■ **The problem**: Repeat every record below exactly, but leave out any pictures.
┏━━
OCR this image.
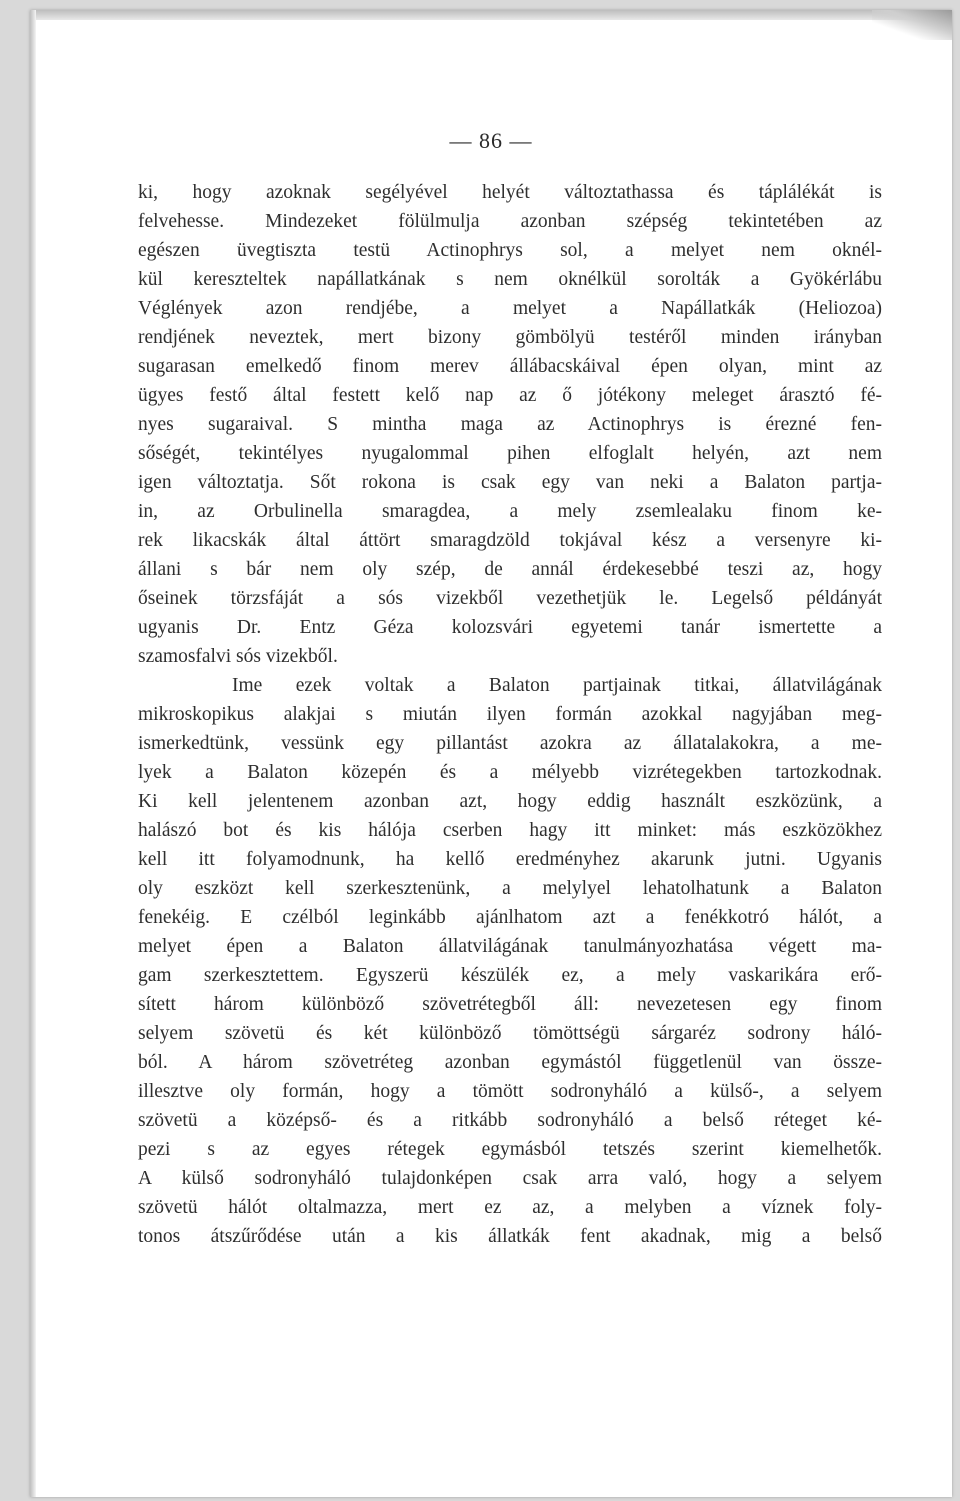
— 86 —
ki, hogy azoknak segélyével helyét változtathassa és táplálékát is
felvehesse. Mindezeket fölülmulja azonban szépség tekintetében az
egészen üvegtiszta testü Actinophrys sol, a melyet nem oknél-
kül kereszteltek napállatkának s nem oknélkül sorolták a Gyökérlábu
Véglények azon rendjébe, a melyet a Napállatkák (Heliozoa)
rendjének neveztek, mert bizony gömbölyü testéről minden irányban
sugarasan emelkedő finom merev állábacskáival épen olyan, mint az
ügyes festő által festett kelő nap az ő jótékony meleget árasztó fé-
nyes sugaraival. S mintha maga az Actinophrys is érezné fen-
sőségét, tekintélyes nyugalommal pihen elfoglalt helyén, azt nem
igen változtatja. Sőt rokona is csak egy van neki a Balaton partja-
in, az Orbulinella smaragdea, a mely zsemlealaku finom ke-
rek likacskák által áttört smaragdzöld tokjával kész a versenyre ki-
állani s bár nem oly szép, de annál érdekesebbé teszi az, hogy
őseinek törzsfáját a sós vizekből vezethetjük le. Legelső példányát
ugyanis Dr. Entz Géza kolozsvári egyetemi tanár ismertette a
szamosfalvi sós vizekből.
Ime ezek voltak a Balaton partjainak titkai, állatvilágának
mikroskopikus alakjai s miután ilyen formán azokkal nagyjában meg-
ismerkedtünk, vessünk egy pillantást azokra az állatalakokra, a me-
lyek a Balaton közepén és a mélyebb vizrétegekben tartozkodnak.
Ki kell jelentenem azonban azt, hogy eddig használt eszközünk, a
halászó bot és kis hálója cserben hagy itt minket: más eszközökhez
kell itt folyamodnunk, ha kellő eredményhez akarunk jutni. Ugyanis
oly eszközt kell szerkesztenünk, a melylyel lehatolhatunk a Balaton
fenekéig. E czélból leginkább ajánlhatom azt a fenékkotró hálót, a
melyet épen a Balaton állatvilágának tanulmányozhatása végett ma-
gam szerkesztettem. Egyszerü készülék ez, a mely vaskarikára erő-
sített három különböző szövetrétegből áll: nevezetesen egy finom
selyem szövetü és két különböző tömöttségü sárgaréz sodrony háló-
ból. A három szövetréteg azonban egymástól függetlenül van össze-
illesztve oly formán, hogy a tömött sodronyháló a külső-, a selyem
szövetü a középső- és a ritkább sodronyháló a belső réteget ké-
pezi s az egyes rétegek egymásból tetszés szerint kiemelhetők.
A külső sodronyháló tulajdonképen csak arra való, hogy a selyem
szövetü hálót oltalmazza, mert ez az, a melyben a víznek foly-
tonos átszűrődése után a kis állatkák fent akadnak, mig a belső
┗━━
■ **Final result**:
OCR this image.
— 86 —
ki, hogy azoknak segélyével helyét változtathassa és táplálékát is
felvehesse. Mindezeket fölülmulja azonban szépség tekintetében az
egészen üvegtiszta testü Actinophrys sol, a melyet nem oknél-
kül kereszteltek napállatkának s nem oknélkül sorolták a Gyökérlábu
Véglények azon rendjébe, a melyet a Napállatkák (Heliozoa)
rendjének neveztek, mert bizony gömbölyü testéről minden irányban
sugarasan emelkedő finom merev állábacskáival épen olyan, mint az
ügyes festő által festett kelő nap az ő jótékony meleget árasztó fé-
nyes sugaraival. S mintha maga az Actinophrys is érezné fen-
sőségét, tekintélyes nyugalommal pihen elfoglalt helyén, azt nem
igen változtatja. Sőt rokona is csak egy van neki a Balaton partja-
in, az Orbulinella smaragdea, a mely zsemlealaku finom ke-
rek likacskák által áttört smaragdzöld tokjával kész a versenyre ki-
állani s bár nem oly szép, de annál érdekesebbé teszi az, hogy
őseinek törzsfáját a sós vizekből vezethetjük le. Legelső példányát
ugyanis Dr. Entz Géza kolozsvári egyetemi tanár ismertette a
szamosfalvi sós vizekből.
Ime ezek voltak a Balaton partjainak titkai, állatvilágának
mikroskopikus alakjai s miután ilyen formán azokkal nagyjában meg-
ismerkedtünk, vessünk egy pillantást azokra az állatalakokra, a me-
lyek a Balaton közepén és a mélyebb vizrétegekben tartozkodnak.
Ki kell jelentenem azonban azt, hogy eddig használt eszközünk, a
halászó bot és kis hálója cserben hagy itt minket: más eszközökhez
kell itt folyamodnunk, ha kellő eredményhez akarunk jutni. Ugyanis
oly eszközt kell szerkesztenünk, a melylyel lehatolhatunk a Balaton
fenekéig. E czélból leginkább ajánlhatom azt a fenékkotró hálót, a
melyet épen a Balaton állatvilágának tanulmányozhatása végett ma-
gam szerkesztettem. Egyszerü készülék ez, a mely vaskarikára erő-
sített három különböző szövetrétegből áll: nevezetesen egy finom
selyem szövetü és két különböző tömöttségü sárgaréz sodrony háló-
ból. A három szövetréteg azonban egymástól függetlenül van össze-
illesztve oly formán, hogy a tömött sodronyháló a külső-, a selyem
szövetü a középső- és a ritkább sodronyháló a belső réteget ké-
pezi s az egyes rétegek egymásból tetszés szerint kiemelhetők.
A külső sodronyháló tulajdonképen csak arra való, hogy a selyem
szövetü hálót oltalmazza, mert ez az, a melyben a víznek foly-
tonos átszűrődése után a kis állatkák fent akadnak, mig a belső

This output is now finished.